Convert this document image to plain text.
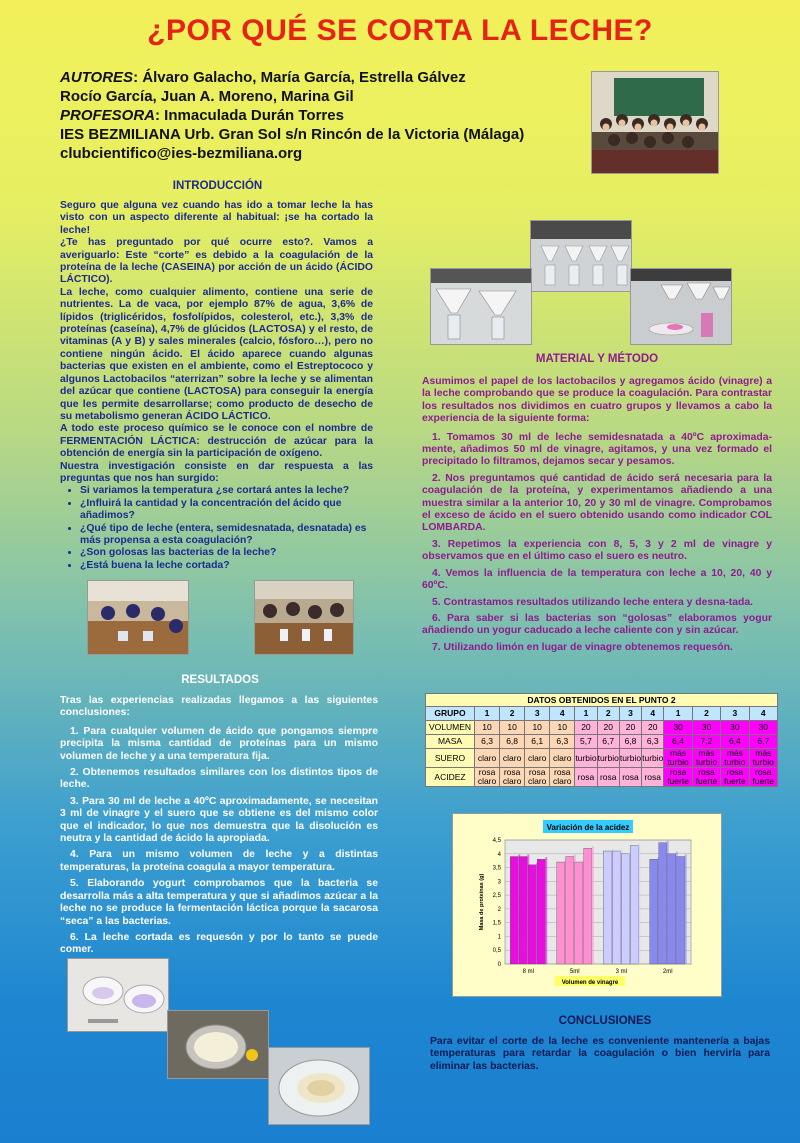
¿POR QUÉ SE CORTA LA LECHE?
AUTORES: Álvaro Galacho, María García, Estrella Gálvez
Rocío García, Juan A. Moreno, Marina Gil
PROFESORA: Inmaculada Durán Torres
IES BEZMILIANA Urb. Gran Sol s/n Rincón de la Victoria (Málaga)
clubcientifico@ies-bezmiliana.org
INTRODUCCIÓN

Seguro que alguna vez cuando has ido a tomar leche la has visto con un aspecto diferente al habitual: ¡se ha cortado la leche!

¿Te has preguntado por qué ocurre esto?. Vamos a averiguarlo: Este “corte” es debido a la coagulación de la proteína de la leche (CASEINA) por acción de un ácido (ÁCIDO LÁCTICO).

La leche, como cualquier alimento, contiene una serie de nutrientes. La de vaca, por ejemplo 87% de agua, 3,6% de lípidos (triglicéridos, fosfolípidos, colesterol, etc.), 3,3% de proteínas (caseína), 4,7% de glúcidos (LACTOSA) y el resto, de vitaminas (A y B) y sales minerales (calcio, fósforo…), pero no contiene ningún ácido. El ácido aparece cuando algunas bacterias que existen en el ambiente, como el Estreptococo y algunos Lactobacilos “aterrizan” sobre la leche y se alimentan del azúcar que contiene (LACTOSA) para conseguir la energía que les permite desarrollarse; como producto de desecho de su metabolismo generan ÁCIDO LÁCTICO.

A todo este proceso químico se le conoce con el nombre de FERMENTACIÓN LÁCTICA: destrucción de azúcar para la obtención de energía sin la participación de oxígeno.

Nuestra investigación consiste en dar respuesta a las preguntas que nos han surgido:

• Si variamos la temperatura ¿se cortará antes la leche?
• ¿Influirá la cantidad y la concentración del ácido que añadimos?
• ¿Qué tipo de leche (entera, semidesnatada, desnatada) es más propensa a esta coagulación?
• ¿Son golosas las bacterias de la leche?
• ¿Está buena la leche cortada?
MATERIAL Y MÉTODO

Asumimos el papel de los lactobacilos y agregamos ácido (vinagre) a la leche comprobando que se produce la coagulación. Para contrastar los resultados nos dividimos en cuatro grupos y llevamos a cabo la experiencia de la siguiente forma:

1. Tomamos 30 ml de leche semidesnatada a 40ºC aproximada-mente, añadimos 50 ml de vinagre, agitamos, y una vez formado el precipitado lo filtramos, dejamos secar y pesamos.
2. Nos preguntamos qué cantidad de ácido será necesaria para la coagulación de la proteína, y experimentamos añadiendo a una muestra similar a la anterior 10, 20 y 30 ml de vinagre. Comprobamos el exceso de ácido en el suero obtenido usando como indicador COL LOMBARDA.
3. Repetimos la experiencia con 8, 5, 3 y 2 ml de vinagre y observamos que en el último caso el suero es neutro.
4. Vemos la influencia de la temperatura con leche a 10, 20, 40 y 60ºC.
5. Contrastamos resultados utilizando leche entera y desna-tada.
6. Para saber si las bacterias son “golosas” elaboramos yogur añadiendo un yogur caducado a leche caliente con y sin azúcar.
7. Utilizando limón en lugar de vinagre obtenemos requesón.
DATOS OBTENIDOS EN EL PUNTO 2												
GRUPO	1	2	3	4	1	2	3	4	1	2	3	4
VOLUMEN	10	10	10	10	20	20	20	20	30	30	30	30
MASA	6,3	6,8	6,1	6,3	5,7	6,7	6,8	6,3	6,4	7,2	6,4	6,7
SUERO	claro	claro	claro	claro	turbio	turbio	turbio	turbio	más turbio	más turbio	más turbio	más turbio
ACIDEZ	rosa claro	rosa claro	rosa claro	rosa claro	rosa	rosa	rosa	rosa	rosa fuerte	rosa fuerte	rosa fuerte	rosa fuerte
Variación de la acidez
0
0,5
1
1,5
2
2,5
3
3,5
4
4,5
Masa de proteínas (g)
8 ml	5ml	3 ml	2ml
Volumen de vinagre
RESULTADOS

Tras las experiencias realizadas llegamos a las siguientes conclusiones:

1. Para cualquier volumen de ácido que pongamos siempre precipita la misma cantidad de proteínas para un mismo volumen de leche y a una temperatura fija.
2. Obtenemos resultados similares con los distintos tipos de leche.
3. Para 30 ml de leche a 40ºC aproximadamente, se necesitan 3 ml de vinagre y el suero que se obtiene es del mismo color que el indicador, lo que nos demuestra que la disolución es neutra y la cantidad de ácido la apropiada.
4. Para un mismo volumen de leche y a distintas temperaturas, la proteína coagula a mayor temperatura.
5. Elaborando yogurt comprobamos que la bacteria se desarrolla más a alta temperatura y que si añadimos azúcar a la leche no se produce la fermentación láctica porque la sacarosa “seca” a las bacterias.
6. La leche cortada es requesón y por lo tanto se puede comer.
CONCLUSIONES

Para evitar el corte de la leche es conveniente mantenería a bajas temperaturas para retardar la coagulación o bien hervirla para eliminar las bacterias.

> Brief: Answer with a number only: how many lines above have the word "García"?

> Solution for this task: 2